**TASK GOAL**
Reproduce all of the data exactly.

**INPUT**
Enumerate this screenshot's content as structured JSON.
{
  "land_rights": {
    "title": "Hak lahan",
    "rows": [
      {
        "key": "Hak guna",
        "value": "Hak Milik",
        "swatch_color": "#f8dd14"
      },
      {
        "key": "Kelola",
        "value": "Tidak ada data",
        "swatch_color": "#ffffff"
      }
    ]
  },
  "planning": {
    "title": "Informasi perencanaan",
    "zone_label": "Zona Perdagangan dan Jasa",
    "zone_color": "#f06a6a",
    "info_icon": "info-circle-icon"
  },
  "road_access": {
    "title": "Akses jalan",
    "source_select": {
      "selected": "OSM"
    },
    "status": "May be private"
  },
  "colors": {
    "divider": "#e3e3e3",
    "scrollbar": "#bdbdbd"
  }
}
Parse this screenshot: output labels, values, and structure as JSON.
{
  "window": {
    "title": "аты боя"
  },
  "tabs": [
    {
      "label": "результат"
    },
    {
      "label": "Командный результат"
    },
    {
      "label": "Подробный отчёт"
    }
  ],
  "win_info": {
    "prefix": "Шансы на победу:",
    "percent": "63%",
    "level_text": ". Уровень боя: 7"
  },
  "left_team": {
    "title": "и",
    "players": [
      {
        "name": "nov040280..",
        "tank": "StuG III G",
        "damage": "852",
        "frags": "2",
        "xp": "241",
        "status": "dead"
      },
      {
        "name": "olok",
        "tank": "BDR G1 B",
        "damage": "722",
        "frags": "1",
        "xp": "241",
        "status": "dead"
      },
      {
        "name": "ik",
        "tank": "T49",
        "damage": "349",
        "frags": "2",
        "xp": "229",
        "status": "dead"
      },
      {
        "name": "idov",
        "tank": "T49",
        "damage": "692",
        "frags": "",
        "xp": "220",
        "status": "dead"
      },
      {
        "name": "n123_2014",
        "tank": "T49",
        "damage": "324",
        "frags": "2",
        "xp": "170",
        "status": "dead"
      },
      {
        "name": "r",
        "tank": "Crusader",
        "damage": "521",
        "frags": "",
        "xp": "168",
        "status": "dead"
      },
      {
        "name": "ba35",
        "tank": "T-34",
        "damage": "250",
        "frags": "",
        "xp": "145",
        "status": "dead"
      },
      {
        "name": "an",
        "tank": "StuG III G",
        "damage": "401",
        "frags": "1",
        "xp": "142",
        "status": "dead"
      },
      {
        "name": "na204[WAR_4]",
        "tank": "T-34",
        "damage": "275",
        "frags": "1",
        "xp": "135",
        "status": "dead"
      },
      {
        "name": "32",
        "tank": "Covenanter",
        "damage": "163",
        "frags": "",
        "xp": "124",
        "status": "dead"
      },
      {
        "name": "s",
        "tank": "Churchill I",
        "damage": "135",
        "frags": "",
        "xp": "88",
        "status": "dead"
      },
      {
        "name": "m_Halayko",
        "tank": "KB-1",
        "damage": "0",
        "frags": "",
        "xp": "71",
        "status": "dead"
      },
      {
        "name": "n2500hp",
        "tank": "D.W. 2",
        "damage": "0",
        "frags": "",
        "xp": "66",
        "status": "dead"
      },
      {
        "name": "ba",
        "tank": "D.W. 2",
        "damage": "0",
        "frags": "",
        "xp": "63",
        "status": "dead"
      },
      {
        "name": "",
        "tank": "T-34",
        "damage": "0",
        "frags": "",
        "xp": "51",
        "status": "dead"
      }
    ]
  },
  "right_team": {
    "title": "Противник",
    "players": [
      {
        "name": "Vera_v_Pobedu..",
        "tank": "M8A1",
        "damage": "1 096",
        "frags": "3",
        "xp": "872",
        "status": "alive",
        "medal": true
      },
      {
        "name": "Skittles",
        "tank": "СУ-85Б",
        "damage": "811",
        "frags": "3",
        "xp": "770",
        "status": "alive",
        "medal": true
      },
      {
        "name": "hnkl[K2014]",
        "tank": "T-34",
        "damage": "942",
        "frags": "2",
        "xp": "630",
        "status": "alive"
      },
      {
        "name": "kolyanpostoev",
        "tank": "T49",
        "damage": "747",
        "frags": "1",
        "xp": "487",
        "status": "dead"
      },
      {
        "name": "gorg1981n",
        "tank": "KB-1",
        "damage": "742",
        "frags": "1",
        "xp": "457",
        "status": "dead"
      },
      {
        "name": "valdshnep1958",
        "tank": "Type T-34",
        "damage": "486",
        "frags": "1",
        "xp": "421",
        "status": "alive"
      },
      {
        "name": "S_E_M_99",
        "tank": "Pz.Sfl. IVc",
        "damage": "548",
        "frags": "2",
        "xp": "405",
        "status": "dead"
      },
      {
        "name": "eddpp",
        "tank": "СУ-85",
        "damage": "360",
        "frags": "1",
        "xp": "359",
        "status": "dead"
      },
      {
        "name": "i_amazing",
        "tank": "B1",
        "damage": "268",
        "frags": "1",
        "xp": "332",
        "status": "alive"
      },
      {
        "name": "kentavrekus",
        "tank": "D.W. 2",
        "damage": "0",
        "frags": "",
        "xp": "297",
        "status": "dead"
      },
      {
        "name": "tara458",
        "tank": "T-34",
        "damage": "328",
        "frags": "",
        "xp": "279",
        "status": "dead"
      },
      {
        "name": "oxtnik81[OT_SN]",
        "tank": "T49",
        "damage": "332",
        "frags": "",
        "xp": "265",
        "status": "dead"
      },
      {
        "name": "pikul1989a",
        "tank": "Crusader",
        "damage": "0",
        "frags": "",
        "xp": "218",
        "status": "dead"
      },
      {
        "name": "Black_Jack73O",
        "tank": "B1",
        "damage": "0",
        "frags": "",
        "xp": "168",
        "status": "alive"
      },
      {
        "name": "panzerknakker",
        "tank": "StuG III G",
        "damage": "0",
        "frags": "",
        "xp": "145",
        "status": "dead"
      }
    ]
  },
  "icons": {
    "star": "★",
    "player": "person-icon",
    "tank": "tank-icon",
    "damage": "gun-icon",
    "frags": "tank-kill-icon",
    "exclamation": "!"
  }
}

**OUTPUT OF THE EXERCISE**
Enumerate this screenshot's content as structured JSON.
{
  "land_rights": {
    "title": "Hak lahan",
    "rows": [
      {
        "key": "Hak guna",
        "value": "Hak Milik",
        "swatch_color": "#f8dd14"
      },
      {
        "key": "Kelola",
        "value": "Tidak ada data",
        "swatch_color": "#ffffff"
      }
    ]
  },
  "planning": {
    "title": "Informasi perencanaan",
    "zone_label": "Zona Perdagangan dan Jasa",
    "zone_color": "#f06a6a",
    "info_icon": "info-circle-icon"
  },
  "road_access": {
    "title": "Akses jalan",
    "source_select": {
      "selected": "OSM"
    },
    "status": "May be private"
  },
  "colors": {
    "divider": "#e3e3e3",
    "scrollbar": "#bdbdbd"
  }
}
Parse this screenshot: output labels, values, and structure as JSON.
{
  "window": {
    "title": "аты боя"
  },
  "tabs": [
    {
      "label": "результат"
    },
    {
      "label": "Командный результат"
    },
    {
      "label": "Подробный отчёт"
    }
  ],
  "win_info": {
    "prefix": "Шансы на победу:",
    "percent": "63%",
    "level_text": ". Уровень боя: 7"
  },
  "left_team": {
    "title": "и",
    "players": [
      {
        "name": "nov040280..",
        "tank": "StuG III G",
        "damage": "852",
        "frags": "2",
        "xp": "241",
        "status": "dead"
      },
      {
        "name": "olok",
        "tank": "BDR G1 B",
        "damage": "722",
        "frags": "1",
        "xp": "241",
        "status": "dead"
      },
      {
        "name": "ik",
        "tank": "T49",
        "damage": "349",
        "frags": "2",
        "xp": "229",
        "status": "dead"
      },
      {
        "name": "idov",
        "tank": "T49",
        "damage": "692",
        "frags": "",
        "xp": "220",
        "status": "dead"
      },
      {
        "name": "n123_2014",
        "tank": "T49",
        "damage": "324",
        "frags": "2",
        "xp": "170",
        "status": "dead"
      },
      {
        "name": "r",
        "tank": "Crusader",
        "damage": "521",
        "frags": "",
        "xp": "168",
        "status": "dead"
      },
      {
        "name": "ba35",
        "tank": "T-34",
        "damage": "250",
        "frags": "",
        "xp": "145",
        "status": "dead"
      },
      {
        "name": "an",
        "tank": "StuG III G",
        "damage": "401",
        "frags": "1",
        "xp": "142",
        "status": "dead"
      },
      {
        "name": "na204[WAR_4]",
        "tank": "T-34",
        "damage": "275",
        "frags": "1",
        "xp": "135",
        "status": "dead"
      },
      {
        "name": "32",
        "tank": "Covenanter",
        "damage": "163",
        "frags": "",
        "xp": "124",
        "status": "dead"
      },
      {
        "name": "s",
        "tank": "Churchill I",
        "damage": "135",
        "frags": "",
        "xp": "88",
        "status": "dead"
      },
      {
        "name": "m_Halayko",
        "tank": "KB-1",
        "damage": "0",
        "frags": "",
        "xp": "71",
        "status": "dead"
      },
      {
        "name": "n2500hp",
        "tank": "D.W. 2",
        "damage": "0",
        "frags": "",
        "xp": "66",
        "status": "dead"
      },
      {
        "name": "ba",
        "tank": "D.W. 2",
        "damage": "0",
        "frags": "",
        "xp": "63",
        "status": "dead"
      },
      {
        "name": "",
        "tank": "T-34",
        "damage": "0",
        "frags": "",
        "xp": "51",
        "status": "dead"
      }
    ]
  },
  "right_team": {
    "title": "Противник",
    "players": [
      {
        "name": "Vera_v_Pobedu..",
        "tank": "M8A1",
        "damage": "1 096",
        "frags": "3",
        "xp": "872",
        "status": "alive",
        "medal": true
      },
      {
        "name": "Skittles",
        "tank": "СУ-85Б",
        "damage": "811",
        "frags": "3",
        "xp": "770",
        "status": "alive",
        "medal": true
      },
      {
        "name": "hnkl[K2014]",
        "tank": "T-34",
        "damage": "942",
        "frags": "2",
        "xp": "630",
        "status": "alive"
      },
      {
        "name": "kolyanpostoev",
        "tank": "T49",
        "damage": "747",
        "frags": "1",
        "xp": "487",
        "status": "dead"
      },
      {
        "name": "gorg1981n",
        "tank": "KB-1",
        "damage": "742",
        "frags": "1",
        "xp": "457",
        "status": "dead"
      },
      {
        "name": "valdshnep1958",
        "tank": "Type T-34",
        "damage": "486",
        "frags": "1",
        "xp": "421",
        "status": "alive"
      },
      {
        "name": "S_E_M_99",
        "tank": "Pz.Sfl. IVc",
        "damage": "548",
        "frags": "2",
        "xp": "405",
        "status": "dead"
      },
      {
        "name": "eddpp",
        "tank": "СУ-85",
        "damage": "360",
        "frags": "1",
        "xp": "359",
        "status": "dead"
      },
      {
        "name": "i_amazing",
        "tank": "B1",
        "damage": "268",
        "frags": "1",
        "xp": "332",
        "status": "alive"
      },
      {
        "name": "kentavrekus",
        "tank": "D.W. 2",
        "damage": "0",
        "frags": "",
        "xp": "297",
        "status": "dead"
      },
      {
        "name": "tara458",
        "tank": "T-34",
        "damage": "328",
        "frags": "",
        "xp": "279",
        "status": "dead"
      },
      {
        "name": "oxtnik81[OT_SN]",
        "tank": "T49",
        "damage": "332",
        "frags": "",
        "xp": "265",
        "status": "dead"
      },
      {
        "name": "pikul1989a",
        "tank": "Crusader",
        "damage": "0",
        "frags": "",
        "xp": "218",
        "status": "dead"
      },
      {
        "name": "Black_Jack73O",
        "tank": "B1",
        "damage": "0",
        "frags": "",
        "xp": "168",
        "status": "alive"
      },
      {
        "name": "panzerknakker",
        "tank": "StuG III G",
        "damage": "0",
        "frags": "",
        "xp": "145",
        "status": "dead"
      }
    ]
  },
  "icons": {
    "star": "★",
    "player": "person-icon",
    "tank": "tank-icon",
    "damage": "gun-icon",
    "frags": "tank-kill-icon",
    "exclamation": "!"
  }
}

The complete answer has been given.